**PROVIDED MATERIAL**.

— BEGIN —

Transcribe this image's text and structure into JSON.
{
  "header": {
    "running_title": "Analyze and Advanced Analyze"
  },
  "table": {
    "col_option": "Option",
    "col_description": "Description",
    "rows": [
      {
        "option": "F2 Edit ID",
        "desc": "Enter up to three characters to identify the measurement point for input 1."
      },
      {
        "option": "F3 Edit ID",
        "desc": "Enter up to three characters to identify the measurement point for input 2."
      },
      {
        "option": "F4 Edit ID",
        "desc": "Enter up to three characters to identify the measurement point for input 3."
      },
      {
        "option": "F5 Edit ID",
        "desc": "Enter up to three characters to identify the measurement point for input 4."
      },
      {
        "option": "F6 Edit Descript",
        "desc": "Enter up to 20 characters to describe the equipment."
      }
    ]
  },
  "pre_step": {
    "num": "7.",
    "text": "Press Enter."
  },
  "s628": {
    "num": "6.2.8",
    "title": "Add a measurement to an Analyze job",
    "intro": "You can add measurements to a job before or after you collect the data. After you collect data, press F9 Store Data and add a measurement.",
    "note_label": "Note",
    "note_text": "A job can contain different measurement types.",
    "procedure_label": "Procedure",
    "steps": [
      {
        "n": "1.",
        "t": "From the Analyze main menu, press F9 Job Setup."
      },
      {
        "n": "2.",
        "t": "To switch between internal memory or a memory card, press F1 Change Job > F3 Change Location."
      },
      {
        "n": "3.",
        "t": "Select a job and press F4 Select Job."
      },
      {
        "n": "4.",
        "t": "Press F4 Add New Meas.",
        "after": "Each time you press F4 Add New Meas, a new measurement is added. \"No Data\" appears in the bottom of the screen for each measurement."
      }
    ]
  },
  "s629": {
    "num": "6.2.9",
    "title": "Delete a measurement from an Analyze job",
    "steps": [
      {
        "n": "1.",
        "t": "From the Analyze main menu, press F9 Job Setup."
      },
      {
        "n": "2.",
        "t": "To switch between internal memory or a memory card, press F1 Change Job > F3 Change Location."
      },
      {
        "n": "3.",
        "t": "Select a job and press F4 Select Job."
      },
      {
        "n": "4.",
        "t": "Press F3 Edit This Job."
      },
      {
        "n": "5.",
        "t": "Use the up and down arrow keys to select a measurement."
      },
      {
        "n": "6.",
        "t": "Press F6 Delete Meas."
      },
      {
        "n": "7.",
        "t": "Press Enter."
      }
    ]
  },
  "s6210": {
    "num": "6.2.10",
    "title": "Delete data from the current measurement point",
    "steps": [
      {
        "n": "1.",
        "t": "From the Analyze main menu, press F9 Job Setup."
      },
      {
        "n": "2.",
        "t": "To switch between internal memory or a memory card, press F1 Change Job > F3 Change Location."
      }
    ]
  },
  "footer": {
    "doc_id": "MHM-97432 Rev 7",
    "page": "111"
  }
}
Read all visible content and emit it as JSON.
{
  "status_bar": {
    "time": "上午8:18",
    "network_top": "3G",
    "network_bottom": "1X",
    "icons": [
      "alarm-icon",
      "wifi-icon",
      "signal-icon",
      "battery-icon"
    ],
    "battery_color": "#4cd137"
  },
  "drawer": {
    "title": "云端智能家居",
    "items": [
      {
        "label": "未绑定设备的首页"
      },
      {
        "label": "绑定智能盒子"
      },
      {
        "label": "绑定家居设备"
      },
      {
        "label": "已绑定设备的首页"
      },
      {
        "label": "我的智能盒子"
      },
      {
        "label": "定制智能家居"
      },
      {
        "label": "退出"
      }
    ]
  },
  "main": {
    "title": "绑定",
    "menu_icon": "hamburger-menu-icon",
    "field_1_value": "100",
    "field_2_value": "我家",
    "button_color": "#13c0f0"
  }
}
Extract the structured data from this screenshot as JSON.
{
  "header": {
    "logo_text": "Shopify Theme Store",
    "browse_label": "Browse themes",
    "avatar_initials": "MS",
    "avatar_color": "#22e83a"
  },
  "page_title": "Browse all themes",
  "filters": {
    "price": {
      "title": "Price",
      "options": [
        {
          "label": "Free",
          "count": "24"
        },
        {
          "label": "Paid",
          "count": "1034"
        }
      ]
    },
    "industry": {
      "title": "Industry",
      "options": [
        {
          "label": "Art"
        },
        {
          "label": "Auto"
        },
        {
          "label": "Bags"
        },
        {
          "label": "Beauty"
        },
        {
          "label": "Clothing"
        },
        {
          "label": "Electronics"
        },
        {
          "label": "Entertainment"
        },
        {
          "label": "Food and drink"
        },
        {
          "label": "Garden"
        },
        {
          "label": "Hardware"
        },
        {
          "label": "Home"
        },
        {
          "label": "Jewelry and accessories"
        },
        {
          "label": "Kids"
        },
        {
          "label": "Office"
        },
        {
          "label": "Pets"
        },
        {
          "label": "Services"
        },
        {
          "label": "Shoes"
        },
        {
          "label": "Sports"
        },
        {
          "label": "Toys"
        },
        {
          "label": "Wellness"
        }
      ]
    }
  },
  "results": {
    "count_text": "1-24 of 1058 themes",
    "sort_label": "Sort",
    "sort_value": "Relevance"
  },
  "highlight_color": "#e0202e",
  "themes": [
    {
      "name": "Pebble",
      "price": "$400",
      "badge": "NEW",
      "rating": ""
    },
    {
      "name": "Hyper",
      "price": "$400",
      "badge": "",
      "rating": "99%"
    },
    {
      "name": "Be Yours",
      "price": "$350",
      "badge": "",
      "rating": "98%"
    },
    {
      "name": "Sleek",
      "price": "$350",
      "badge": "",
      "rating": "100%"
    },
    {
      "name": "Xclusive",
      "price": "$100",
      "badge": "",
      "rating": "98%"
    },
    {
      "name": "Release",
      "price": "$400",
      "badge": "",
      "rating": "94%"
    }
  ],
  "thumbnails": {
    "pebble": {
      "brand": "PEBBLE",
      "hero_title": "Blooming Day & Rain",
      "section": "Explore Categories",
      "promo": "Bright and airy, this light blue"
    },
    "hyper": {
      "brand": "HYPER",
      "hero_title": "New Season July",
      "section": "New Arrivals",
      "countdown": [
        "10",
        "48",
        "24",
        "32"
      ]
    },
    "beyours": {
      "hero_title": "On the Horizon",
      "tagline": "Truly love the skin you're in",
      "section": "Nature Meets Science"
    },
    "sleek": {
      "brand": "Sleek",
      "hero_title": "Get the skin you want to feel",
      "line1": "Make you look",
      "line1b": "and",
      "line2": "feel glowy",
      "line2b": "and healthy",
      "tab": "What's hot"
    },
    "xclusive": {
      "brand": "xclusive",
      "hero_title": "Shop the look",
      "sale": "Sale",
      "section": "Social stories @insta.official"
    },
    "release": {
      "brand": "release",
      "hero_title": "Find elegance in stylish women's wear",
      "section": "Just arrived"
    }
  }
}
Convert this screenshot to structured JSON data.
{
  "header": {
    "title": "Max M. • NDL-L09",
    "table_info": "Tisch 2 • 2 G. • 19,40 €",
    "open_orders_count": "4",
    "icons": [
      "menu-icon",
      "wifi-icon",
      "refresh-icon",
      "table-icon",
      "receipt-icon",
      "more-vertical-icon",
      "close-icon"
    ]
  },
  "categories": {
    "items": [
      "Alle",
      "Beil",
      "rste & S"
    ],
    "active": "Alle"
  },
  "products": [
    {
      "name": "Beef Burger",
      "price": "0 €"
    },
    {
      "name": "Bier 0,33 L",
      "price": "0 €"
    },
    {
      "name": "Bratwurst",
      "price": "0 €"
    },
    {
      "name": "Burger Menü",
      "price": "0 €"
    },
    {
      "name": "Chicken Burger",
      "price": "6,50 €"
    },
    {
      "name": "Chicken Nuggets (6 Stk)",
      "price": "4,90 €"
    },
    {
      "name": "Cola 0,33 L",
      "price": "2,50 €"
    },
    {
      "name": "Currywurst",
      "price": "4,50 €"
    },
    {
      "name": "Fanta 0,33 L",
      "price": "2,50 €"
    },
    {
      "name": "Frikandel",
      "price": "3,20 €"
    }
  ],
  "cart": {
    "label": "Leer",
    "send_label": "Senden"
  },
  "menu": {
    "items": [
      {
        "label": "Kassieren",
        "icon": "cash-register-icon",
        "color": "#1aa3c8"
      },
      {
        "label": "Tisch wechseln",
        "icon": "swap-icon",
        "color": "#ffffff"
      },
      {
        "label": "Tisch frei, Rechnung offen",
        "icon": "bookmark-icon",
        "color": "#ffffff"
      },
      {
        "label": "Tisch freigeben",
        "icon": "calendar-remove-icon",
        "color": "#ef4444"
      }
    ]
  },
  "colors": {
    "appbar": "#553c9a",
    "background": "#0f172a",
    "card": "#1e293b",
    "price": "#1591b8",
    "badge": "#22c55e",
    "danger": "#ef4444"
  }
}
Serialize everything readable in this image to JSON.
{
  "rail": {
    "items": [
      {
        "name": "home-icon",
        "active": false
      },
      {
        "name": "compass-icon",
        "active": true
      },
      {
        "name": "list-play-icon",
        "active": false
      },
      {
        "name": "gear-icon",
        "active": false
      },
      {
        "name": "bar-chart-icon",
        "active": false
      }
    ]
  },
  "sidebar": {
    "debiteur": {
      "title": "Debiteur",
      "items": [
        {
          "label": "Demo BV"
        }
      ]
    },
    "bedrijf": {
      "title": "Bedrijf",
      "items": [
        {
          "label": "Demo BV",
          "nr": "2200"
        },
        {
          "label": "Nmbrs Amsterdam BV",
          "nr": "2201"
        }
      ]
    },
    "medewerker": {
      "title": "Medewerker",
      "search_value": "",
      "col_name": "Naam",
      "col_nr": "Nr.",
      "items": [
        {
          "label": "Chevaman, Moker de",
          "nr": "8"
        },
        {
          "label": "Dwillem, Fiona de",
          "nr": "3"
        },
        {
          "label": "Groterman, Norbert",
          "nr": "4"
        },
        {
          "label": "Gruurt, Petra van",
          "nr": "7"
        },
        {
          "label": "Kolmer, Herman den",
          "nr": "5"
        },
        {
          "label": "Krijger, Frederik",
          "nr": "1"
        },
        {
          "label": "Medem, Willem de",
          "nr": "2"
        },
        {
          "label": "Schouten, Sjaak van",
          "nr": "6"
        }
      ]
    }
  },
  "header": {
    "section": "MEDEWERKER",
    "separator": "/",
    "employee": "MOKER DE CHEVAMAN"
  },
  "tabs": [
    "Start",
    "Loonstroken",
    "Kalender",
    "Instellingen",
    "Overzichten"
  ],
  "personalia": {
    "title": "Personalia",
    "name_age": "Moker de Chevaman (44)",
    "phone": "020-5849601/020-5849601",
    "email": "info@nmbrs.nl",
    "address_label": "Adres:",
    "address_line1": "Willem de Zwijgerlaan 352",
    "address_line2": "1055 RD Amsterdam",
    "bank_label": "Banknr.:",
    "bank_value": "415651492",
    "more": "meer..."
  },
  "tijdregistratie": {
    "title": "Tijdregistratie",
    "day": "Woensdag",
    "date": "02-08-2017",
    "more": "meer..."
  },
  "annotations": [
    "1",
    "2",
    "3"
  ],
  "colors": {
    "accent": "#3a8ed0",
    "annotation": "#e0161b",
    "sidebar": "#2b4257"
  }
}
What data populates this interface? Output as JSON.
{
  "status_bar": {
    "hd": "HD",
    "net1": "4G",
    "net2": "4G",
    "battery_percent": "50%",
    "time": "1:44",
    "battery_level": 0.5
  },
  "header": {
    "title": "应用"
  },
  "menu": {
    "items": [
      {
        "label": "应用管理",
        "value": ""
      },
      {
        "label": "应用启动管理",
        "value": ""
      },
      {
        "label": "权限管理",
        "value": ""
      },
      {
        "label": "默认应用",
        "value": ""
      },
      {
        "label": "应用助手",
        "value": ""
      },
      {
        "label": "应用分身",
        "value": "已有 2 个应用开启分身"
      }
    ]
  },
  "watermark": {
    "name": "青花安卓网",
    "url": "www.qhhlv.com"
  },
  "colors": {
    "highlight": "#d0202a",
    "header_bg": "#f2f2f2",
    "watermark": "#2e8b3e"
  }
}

— END —

**STATED EXERCISE**.
Find all lines where the word "after" appears. Copy them.

**IN RESPONSE**.
    "intro": "You can add measurements to a job before or after you collect the data. After you collect data, press F9 Store Data and add a measurement.",
        "after": "Each time you press F4 Add New Meas, a new measurement is added. \"No Data\" appears in the bottom of the screen for each measurement."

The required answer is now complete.